#### [Exercise data]
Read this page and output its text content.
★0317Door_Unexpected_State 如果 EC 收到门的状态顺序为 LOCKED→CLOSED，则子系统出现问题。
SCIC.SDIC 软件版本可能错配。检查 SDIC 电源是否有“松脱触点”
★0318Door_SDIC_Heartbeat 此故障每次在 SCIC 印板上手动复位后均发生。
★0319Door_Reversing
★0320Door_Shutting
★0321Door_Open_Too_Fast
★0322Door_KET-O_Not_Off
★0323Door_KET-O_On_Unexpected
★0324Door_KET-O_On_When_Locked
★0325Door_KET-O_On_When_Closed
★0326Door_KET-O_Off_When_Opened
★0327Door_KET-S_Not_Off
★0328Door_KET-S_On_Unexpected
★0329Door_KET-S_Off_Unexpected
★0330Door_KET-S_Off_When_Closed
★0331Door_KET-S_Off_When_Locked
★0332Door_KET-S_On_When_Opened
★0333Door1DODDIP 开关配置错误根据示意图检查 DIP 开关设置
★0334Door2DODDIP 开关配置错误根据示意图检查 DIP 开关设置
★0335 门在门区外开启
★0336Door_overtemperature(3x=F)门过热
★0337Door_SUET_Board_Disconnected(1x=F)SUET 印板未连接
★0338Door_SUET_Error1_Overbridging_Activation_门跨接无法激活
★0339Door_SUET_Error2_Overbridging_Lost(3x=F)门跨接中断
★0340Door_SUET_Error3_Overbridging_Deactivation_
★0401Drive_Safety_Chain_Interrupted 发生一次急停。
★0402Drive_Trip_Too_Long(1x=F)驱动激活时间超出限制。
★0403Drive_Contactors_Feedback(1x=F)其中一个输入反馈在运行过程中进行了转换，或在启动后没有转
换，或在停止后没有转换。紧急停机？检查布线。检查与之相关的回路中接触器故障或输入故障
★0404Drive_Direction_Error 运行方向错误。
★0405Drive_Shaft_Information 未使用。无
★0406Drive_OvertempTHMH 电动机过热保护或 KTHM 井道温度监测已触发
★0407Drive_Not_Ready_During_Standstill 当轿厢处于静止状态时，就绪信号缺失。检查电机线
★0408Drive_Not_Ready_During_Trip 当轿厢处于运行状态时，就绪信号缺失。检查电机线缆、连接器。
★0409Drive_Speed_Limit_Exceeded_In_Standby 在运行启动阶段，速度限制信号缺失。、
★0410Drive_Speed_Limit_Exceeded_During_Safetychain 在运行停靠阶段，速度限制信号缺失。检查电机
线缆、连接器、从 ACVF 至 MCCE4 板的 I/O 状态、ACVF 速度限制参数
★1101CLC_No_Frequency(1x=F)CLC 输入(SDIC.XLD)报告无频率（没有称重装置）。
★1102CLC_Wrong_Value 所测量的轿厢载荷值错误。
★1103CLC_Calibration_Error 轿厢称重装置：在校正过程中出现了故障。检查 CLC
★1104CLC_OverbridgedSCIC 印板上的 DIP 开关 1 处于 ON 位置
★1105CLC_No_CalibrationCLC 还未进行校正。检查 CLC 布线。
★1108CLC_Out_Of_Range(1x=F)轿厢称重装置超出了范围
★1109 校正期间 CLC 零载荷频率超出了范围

#### [Task objective]
Provide the number of lines in these entries that hold the word "开关配置错误根据示意图检查", without any accompanying text.

#### [Response below]
2